***** Selected extract *****

Natural Resources Chairman Doc Hastings (R-Wash.) is keeping "every option on the table" to compel compliance with the committee's ongoing document and interview requests, spokesman Spencer Pederson said this morning.
Such a move would be the most politically volatile twist in an investigation that has resulted in subpoenas issued to both Interior and the agency's acting inspector general, Mary Kendall, seeking information on who within the administration may be responsible for editing the agency's report.
The House earlier this month voted to hold Attorney General Eric Holder in contempt of Congress for his unwillingness to hand over documents related to the "Fast and Furious" gun-tracking program.
Hastings late last week requested interviews with five Interior officials, arguing that the department continues to flout a subpoena issued three months ago for documents that would reveal the circumstances that led to the moratorium, which he says led to thousands of lost jobs and decreased energy production in the Gulf of Mexico.
Interior has submitted a "limited number of documents," mostly concerning correspondence with peer reviewers, "but not the internal deliberations within the department or the White House that would shed light on the moratorium decision or how the drilling moratorium report was edited to mischaracterize the peer reviewers' work," Hastings said in a letter to Interior Secretary Ken Salazar.

*****

● Exercises
a - In the passage on the Interior investigation, how many Interior officials did Hastings ask to interview late last week?
b - Please quote the passage on the Interior investigation, starting with "Such a move" and going on through "the agency's report.".

***** Data provided *****

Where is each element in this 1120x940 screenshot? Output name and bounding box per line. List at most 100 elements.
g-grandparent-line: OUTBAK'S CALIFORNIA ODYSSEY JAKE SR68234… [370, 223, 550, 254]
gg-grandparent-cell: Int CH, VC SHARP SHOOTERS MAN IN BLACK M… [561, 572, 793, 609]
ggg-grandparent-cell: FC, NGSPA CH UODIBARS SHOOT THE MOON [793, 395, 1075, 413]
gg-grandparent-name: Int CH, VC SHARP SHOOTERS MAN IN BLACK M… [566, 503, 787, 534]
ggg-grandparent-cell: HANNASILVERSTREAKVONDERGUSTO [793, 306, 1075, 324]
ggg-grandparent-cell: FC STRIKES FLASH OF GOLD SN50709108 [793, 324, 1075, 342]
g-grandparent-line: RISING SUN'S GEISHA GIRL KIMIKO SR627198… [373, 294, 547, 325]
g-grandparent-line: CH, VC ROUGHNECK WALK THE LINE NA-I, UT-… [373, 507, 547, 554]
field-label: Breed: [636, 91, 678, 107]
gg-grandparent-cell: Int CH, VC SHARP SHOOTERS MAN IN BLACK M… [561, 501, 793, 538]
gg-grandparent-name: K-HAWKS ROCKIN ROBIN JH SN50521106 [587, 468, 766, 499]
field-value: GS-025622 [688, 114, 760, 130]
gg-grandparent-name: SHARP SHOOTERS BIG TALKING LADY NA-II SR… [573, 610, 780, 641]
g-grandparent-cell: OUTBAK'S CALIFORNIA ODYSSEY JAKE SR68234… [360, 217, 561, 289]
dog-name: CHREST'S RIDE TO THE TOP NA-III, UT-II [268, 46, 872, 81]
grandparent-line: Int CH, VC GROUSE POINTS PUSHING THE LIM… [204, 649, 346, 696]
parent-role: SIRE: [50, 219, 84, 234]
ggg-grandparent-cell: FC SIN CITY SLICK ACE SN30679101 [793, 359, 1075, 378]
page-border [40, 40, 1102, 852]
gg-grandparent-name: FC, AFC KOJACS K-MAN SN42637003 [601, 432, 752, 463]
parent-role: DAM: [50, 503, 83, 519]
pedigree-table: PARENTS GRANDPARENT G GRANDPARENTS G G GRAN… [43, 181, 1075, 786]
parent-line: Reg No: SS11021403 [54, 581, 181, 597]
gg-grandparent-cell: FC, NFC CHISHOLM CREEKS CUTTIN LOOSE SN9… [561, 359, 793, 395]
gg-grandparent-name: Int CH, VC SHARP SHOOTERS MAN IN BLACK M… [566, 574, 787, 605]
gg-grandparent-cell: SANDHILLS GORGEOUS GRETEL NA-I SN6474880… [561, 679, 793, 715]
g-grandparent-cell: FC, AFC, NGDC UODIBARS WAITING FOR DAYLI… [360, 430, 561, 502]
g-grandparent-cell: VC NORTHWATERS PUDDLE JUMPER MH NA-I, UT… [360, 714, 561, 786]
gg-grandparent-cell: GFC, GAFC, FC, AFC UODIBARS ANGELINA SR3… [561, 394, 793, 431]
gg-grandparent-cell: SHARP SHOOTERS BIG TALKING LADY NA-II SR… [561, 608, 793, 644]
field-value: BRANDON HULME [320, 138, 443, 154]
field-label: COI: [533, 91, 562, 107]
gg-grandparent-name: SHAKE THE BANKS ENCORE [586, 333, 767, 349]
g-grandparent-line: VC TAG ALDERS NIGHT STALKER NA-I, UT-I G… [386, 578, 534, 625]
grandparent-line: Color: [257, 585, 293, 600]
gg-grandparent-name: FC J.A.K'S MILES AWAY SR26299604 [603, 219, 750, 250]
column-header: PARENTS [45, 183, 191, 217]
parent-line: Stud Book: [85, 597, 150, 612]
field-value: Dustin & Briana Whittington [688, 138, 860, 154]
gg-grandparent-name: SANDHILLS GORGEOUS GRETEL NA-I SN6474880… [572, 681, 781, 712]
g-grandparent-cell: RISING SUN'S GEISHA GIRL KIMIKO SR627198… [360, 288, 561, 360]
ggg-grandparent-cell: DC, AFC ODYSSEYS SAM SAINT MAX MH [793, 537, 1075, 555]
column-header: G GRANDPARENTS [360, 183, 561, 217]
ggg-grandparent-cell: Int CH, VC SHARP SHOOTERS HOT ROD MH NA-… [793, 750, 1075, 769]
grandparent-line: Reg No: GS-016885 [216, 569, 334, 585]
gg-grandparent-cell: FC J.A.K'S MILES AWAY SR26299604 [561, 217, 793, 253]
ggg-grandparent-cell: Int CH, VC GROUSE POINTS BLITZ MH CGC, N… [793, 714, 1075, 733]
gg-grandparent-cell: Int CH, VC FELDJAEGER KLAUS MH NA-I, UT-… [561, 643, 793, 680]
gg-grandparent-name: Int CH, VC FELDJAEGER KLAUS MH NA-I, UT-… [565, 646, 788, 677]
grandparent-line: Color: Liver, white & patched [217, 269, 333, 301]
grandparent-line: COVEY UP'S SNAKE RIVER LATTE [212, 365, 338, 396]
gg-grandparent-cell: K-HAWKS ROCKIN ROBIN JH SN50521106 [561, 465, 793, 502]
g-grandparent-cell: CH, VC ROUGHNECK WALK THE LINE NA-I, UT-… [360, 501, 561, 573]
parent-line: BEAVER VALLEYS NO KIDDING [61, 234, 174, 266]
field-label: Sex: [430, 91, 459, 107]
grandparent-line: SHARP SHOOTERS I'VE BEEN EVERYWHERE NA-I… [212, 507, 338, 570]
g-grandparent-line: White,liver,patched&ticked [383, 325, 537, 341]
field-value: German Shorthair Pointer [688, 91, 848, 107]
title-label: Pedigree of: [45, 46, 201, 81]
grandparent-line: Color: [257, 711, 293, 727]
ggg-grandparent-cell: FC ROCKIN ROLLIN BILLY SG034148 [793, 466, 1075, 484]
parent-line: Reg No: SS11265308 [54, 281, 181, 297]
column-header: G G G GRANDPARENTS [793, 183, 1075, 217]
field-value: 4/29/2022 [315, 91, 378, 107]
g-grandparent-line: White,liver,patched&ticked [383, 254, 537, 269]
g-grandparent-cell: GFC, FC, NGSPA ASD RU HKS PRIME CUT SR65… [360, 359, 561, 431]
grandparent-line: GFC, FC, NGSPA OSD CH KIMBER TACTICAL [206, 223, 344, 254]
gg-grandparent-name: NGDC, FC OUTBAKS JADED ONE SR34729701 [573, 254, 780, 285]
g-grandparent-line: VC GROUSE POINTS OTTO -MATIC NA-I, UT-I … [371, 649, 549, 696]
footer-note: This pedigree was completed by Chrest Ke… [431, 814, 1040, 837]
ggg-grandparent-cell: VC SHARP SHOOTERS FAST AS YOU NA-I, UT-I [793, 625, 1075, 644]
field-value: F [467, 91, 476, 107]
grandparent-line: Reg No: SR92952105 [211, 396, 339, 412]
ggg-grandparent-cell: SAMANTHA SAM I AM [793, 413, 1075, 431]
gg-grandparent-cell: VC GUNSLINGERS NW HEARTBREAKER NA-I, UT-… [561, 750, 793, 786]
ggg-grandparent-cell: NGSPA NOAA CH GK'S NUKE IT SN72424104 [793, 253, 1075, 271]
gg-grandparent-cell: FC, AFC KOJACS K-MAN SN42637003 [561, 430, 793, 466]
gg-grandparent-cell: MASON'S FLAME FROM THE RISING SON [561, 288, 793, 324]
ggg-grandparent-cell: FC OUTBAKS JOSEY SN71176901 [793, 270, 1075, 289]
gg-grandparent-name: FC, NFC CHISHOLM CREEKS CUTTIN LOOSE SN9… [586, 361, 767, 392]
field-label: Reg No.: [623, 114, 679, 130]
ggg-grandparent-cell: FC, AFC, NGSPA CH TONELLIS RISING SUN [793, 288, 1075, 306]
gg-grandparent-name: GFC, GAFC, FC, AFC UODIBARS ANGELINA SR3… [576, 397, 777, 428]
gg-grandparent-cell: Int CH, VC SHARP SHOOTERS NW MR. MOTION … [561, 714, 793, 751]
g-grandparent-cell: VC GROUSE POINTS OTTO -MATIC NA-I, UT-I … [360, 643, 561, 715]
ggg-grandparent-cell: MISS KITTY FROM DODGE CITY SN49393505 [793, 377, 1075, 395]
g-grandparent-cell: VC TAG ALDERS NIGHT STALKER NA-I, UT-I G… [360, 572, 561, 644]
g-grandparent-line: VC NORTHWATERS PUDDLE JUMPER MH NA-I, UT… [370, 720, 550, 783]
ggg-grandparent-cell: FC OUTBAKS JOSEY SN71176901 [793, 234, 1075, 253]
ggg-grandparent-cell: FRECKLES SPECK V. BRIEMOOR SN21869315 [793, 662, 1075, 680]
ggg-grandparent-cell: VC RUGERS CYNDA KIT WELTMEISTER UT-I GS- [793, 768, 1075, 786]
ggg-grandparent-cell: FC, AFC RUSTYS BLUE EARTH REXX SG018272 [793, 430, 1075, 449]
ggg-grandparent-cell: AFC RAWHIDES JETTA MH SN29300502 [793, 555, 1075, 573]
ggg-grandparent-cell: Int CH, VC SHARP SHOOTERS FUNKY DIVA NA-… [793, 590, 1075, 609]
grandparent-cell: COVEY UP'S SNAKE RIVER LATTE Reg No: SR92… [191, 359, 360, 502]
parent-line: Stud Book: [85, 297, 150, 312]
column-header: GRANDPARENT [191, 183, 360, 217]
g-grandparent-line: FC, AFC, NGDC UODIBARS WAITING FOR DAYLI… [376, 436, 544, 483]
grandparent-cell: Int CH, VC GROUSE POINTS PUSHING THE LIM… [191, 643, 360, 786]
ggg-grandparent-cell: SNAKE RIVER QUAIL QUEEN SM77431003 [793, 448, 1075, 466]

*****

● Responses to the tasks
a - Five.

b -
Such a move would be the most politically volatile twist in an investigation that has resulted in subpoenas issued to both Interior and the agency's acting inspector general, Mary Kendall, seeking information on who within the administration may be responsible for editing the agency's report.